Reading passage
— begin —

Skip to contents

fastreg aims to make working with Danish registers simpler and faster by providing functionality to convert the SAS register files (.sas7bdat) into Parquet and read the resulting Parquet files. A register in this context refers to a collection of related data files that belong to the same dataset, typically with yearly snapshots (e.g., bef2020.sas7bdat,bef2021.sas7bdat).

Note

We use package prefixes (fastreg::) throughout the documentation rather than library() calls, to make the package origin of each function explicit and avoid naming conflicts.

Why Parquet?

Parquet is a columnar storage file format optimised for analytical workloads. Compared to SAS files (and row-based formats like CSV), Parquet offers:

  • Smaller file size: Efficient compression significantly reduces disk space, especially for large datasets.
  • Faster queries: The columnar layout speeds up analytical queries that only need a subset of columns.
  • Wide tool support: Parquet is supported across data processing frameworks in R, Python, and beyond, making it easy to integrate into modern workflows.

Configuring paths

Many of fastreg’s functions depend on the locations of the original SAS files and the eventual Parquet files, including the conversion, writing, and reading functions. You can configure these paths via two options: fastreg.project_rawdata_dir and fastreg.project_workdata_dir. You can set these options() at the top of your R script or Quarto document, in your R Project’s .Rprofile, or in your user-level .Rprofile. To add to the file, at the top of an R script, write (using a temporary directory here for these examples):

options(
  # With a fake project ID and the temporary directory.

— end —

Provided data
— begin —

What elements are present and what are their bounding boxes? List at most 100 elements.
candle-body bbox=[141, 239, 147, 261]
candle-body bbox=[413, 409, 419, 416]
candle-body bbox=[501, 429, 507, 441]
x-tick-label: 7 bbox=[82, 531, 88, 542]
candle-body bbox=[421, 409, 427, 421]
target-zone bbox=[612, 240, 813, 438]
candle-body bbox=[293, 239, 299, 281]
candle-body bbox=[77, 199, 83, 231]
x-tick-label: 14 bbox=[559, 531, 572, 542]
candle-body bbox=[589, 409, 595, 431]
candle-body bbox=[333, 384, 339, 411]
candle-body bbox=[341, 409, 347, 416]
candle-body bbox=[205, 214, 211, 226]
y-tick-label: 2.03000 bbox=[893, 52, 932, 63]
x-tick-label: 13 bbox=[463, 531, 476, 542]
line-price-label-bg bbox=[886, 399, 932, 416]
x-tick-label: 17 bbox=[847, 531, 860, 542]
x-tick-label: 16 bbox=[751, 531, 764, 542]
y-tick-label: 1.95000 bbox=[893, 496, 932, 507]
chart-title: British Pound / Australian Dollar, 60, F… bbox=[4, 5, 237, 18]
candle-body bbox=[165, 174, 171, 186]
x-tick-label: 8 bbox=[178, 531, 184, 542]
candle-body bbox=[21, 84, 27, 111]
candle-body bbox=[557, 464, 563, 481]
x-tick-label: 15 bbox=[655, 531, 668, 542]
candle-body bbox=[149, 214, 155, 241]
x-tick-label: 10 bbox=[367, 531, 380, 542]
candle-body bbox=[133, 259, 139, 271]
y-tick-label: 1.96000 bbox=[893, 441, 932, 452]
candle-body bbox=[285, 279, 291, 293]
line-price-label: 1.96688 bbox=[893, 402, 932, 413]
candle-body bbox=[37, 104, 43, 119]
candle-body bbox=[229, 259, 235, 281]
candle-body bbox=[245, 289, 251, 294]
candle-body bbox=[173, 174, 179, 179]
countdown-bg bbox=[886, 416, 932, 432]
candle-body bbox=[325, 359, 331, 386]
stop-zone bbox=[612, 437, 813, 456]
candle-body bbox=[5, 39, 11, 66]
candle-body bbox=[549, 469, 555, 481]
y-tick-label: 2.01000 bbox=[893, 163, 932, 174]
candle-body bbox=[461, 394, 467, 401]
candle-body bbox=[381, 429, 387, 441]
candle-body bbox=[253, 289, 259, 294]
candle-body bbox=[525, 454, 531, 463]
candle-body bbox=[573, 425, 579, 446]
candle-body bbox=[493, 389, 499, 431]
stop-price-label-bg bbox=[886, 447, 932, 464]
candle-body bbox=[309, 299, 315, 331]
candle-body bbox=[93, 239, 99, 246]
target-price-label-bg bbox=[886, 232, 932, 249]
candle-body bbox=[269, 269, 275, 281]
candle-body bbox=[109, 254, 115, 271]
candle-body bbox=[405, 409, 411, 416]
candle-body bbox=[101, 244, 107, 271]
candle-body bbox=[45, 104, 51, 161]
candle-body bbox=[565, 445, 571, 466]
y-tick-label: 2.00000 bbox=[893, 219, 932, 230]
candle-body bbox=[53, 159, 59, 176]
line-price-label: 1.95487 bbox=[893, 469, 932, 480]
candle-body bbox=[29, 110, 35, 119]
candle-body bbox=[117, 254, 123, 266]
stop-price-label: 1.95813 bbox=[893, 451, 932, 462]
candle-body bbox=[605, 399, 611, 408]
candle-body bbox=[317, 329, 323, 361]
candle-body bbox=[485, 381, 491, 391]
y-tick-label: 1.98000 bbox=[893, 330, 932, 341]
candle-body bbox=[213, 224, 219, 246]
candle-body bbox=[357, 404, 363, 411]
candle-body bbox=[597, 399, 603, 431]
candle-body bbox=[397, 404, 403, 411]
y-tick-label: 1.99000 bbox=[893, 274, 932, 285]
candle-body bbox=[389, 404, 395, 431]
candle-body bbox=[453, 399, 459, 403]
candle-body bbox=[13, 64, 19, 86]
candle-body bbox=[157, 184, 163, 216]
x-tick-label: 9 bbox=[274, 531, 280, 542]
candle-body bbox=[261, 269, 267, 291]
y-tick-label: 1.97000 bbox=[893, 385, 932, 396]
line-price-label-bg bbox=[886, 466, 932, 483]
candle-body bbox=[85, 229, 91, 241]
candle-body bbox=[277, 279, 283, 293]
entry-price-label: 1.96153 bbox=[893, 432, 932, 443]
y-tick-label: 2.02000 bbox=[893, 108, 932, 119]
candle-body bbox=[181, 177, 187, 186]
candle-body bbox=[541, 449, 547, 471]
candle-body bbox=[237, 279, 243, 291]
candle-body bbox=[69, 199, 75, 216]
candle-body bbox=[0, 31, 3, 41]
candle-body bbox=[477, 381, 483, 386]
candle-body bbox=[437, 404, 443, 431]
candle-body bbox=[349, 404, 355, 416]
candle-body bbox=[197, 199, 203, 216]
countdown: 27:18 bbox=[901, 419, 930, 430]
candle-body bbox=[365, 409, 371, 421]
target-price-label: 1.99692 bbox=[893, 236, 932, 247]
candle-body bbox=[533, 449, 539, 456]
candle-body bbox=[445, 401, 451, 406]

— end —

Jobs
- a) List the advantages over SAS files that the fastreg page says Parquet offers.
- b) Copy the records from their first line through the line containing "candle-body bbox=[77, 199, 83, 231]", keeping both of those lines.
The records are unrelated to the fastreg page.

Solutions per task
- a) Smaller file size, faster queries, and wide tool support.

- b)
What elements are present and what are their bounding boxes? List at most 100 elements.
candle-body bbox=[141, 239, 147, 261]
candle-body bbox=[413, 409, 419, 416]
candle-body bbox=[501, 429, 507, 441]
x-tick-label: 7 bbox=[82, 531, 88, 542]
candle-body bbox=[421, 409, 427, 421]
target-zone bbox=[612, 240, 813, 438]
candle-body bbox=[293, 239, 299, 281]
candle-body bbox=[77, 199, 83, 231]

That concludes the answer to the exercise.